Problem statement:
Reproduce all the entries precisely.

Stored records:

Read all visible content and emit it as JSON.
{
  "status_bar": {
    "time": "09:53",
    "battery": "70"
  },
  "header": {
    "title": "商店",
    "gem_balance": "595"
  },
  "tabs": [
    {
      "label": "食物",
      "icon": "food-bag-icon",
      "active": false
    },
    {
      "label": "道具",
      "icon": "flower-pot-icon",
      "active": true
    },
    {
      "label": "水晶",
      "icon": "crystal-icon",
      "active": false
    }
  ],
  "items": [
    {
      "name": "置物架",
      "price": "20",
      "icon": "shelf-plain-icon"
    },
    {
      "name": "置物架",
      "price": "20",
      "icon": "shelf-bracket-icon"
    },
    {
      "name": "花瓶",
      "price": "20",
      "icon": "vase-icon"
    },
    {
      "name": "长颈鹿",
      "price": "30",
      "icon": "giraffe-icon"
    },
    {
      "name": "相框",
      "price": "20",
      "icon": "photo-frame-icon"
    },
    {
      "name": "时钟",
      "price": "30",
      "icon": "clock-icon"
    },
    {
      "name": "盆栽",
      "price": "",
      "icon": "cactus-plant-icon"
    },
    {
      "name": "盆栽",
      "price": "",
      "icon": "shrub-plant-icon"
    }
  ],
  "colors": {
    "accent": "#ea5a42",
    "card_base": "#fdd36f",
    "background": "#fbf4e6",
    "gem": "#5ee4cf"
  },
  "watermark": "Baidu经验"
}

Full response:
Read all visible content and emit it as JSON.
{
  "status_bar": {
    "time": "09:53",
    "battery": "70"
  },
  "header": {
    "title": "商店",
    "gem_balance": "595"
  },
  "tabs": [
    {
      "label": "食物",
      "icon": "food-bag-icon",
      "active": false
    },
    {
      "label": "道具",
      "icon": "flower-pot-icon",
      "active": true
    },
    {
      "label": "水晶",
      "icon": "crystal-icon",
      "active": false
    }
  ],
  "items": [
    {
      "name": "置物架",
      "price": "20",
      "icon": "shelf-plain-icon"
    },
    {
      "name": "置物架",
      "price": "20",
      "icon": "shelf-bracket-icon"
    },
    {
      "name": "花瓶",
      "price": "20",
      "icon": "vase-icon"
    },
    {
      "name": "长颈鹿",
      "price": "30",
      "icon": "giraffe-icon"
    },
    {
      "name": "相框",
      "price": "20",
      "icon": "photo-frame-icon"
    },
    {
      "name": "时钟",
      "price": "30",
      "icon": "clock-icon"
    },
    {
      "name": "盆栽",
      "price": "",
      "icon": "cactus-plant-icon"
    },
    {
      "name": "盆栽",
      "price": "",
      "icon": "shrub-plant-icon"
    }
  ],
  "colors": {
    "accent": "#ea5a42",
    "card_base": "#fdd36f",
    "background": "#fbf4e6",
    "gem": "#5ee4cf"
  },
  "watermark": "Baidu经验"
}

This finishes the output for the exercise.